▶ [What you will do] Write the material out again exactly as it stands.
* Begin Dataset *
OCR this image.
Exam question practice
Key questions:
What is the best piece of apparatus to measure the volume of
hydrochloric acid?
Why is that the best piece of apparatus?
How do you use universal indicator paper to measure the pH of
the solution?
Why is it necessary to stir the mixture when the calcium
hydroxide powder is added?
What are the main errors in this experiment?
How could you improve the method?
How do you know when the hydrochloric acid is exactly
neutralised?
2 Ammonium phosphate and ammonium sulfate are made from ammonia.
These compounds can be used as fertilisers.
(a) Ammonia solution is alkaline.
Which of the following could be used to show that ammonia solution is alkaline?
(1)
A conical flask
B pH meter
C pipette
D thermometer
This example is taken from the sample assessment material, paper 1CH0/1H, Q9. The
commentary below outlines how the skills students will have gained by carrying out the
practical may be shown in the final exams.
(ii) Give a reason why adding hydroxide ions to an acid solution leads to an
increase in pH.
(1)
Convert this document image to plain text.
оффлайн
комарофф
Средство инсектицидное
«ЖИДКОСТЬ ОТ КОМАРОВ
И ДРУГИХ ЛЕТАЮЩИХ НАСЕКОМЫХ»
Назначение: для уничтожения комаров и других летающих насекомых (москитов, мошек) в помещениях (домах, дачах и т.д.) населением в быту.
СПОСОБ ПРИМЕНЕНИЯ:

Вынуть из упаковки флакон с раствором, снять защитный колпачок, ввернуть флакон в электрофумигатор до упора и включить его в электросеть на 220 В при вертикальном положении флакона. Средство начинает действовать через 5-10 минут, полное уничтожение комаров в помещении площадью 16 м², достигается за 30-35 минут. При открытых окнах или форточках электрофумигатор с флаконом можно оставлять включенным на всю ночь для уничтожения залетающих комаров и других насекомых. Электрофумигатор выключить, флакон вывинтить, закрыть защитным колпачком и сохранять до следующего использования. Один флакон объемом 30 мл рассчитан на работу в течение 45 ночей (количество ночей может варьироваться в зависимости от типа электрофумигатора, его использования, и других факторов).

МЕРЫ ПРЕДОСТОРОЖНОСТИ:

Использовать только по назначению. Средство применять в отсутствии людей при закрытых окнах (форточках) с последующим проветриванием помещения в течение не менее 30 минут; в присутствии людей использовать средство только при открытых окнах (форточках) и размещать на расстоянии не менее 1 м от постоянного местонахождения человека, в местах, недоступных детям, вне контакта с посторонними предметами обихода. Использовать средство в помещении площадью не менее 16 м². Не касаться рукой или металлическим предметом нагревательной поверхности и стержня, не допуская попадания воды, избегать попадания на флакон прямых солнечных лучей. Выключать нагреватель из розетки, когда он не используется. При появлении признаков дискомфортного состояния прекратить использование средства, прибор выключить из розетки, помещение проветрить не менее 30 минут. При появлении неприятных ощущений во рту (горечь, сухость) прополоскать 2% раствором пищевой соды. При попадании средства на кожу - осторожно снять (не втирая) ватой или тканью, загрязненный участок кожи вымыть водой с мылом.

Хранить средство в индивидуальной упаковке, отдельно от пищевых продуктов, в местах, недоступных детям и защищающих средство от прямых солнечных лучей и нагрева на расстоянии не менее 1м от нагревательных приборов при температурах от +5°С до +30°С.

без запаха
* End Dataset *
▶ [Exercise solution]
OCR this image.
Exam question practice
Key questions:
What is the best piece of apparatus to measure the volume of
hydrochloric acid?
Why is that the best piece of apparatus?
How do you use universal indicator paper to measure the pH of
the solution?
Why is it necessary to stir the mixture when the calcium
hydroxide powder is added?
What are the main errors in this experiment?
How could you improve the method?
How do you know when the hydrochloric acid is exactly
neutralised?
2 Ammonium phosphate and ammonium sulfate are made from ammonia.
These compounds can be used as fertilisers.
(a) Ammonia solution is alkaline.
Which of the following could be used to show that ammonia solution is alkaline?
(1)
A conical flask
B pH meter
C pipette
D thermometer
This example is taken from the sample assessment material, paper 1CH0/1H, Q9. The
commentary below outlines how the skills students will have gained by carrying out the
practical may be shown in the final exams.
(ii) Give a reason why adding hydroxide ions to an acid solution leads to an
increase in pH.
(1)
Convert this document image to plain text.
оффлайн
комарофф
Средство инсектицидное
«ЖИДКОСТЬ ОТ КОМАРОВ
И ДРУГИХ ЛЕТАЮЩИХ НАСЕКОМЫХ»
Назначение: для уничтожения комаров и других летающих насекомых (москитов, мошек) в помещениях (домах, дачах и т.д.) населением в быту.
СПОСОБ ПРИМЕНЕНИЯ:

Вынуть из упаковки флакон с раствором, снять защитный колпачок, ввернуть флакон в электрофумигатор до упора и включить его в электросеть на 220 В при вертикальном положении флакона. Средство начинает действовать через 5-10 минут, полное уничтожение комаров в помещении площадью 16 м², достигается за 30-35 минут. При открытых окнах или форточках электрофумигатор с флаконом можно оставлять включенным на всю ночь для уничтожения залетающих комаров и других насекомых. Электрофумигатор выключить, флакон вывинтить, закрыть защитным колпачком и сохранять до следующего использования. Один флакон объемом 30 мл рассчитан на работу в течение 45 ночей (количество ночей может варьироваться в зависимости от типа электрофумигатора, его использования, и других факторов).

МЕРЫ ПРЕДОСТОРОЖНОСТИ:

Использовать только по назначению. Средство применять в отсутствии людей при закрытых окнах (форточках) с последующим проветриванием помещения в течение не менее 30 минут; в присутствии людей использовать средство только при открытых окнах (форточках) и размещать на расстоянии не менее 1 м от постоянного местонахождения человека, в местах, недоступных детям, вне контакта с посторонними предметами обихода. Использовать средство в помещении площадью не менее 16 м². Не касаться рукой или металлическим предметом нагревательной поверхности и стержня, не допуская попадания воды, избегать попадания на флакон прямых солнечных лучей. Выключать нагреватель из розетки, когда он не используется. При появлении признаков дискомфортного состояния прекратить использование средства, прибор выключить из розетки, помещение проветрить не менее 30 минут. При появлении неприятных ощущений во рту (горечь, сухость) прополоскать 2% раствором пищевой соды. При попадании средства на кожу - осторожно снять (не втирая) ватой или тканью, загрязненный участок кожи вымыть водой с мылом.

Хранить средство в индивидуальной упаковке, отдельно от пищевых продуктов, в местах, недоступных детям и защищающих средство от прямых солнечных лучей и нагрева на расстоянии не менее 1м от нагревательных приборов при температурах от +5°С до +30°С.

без запаха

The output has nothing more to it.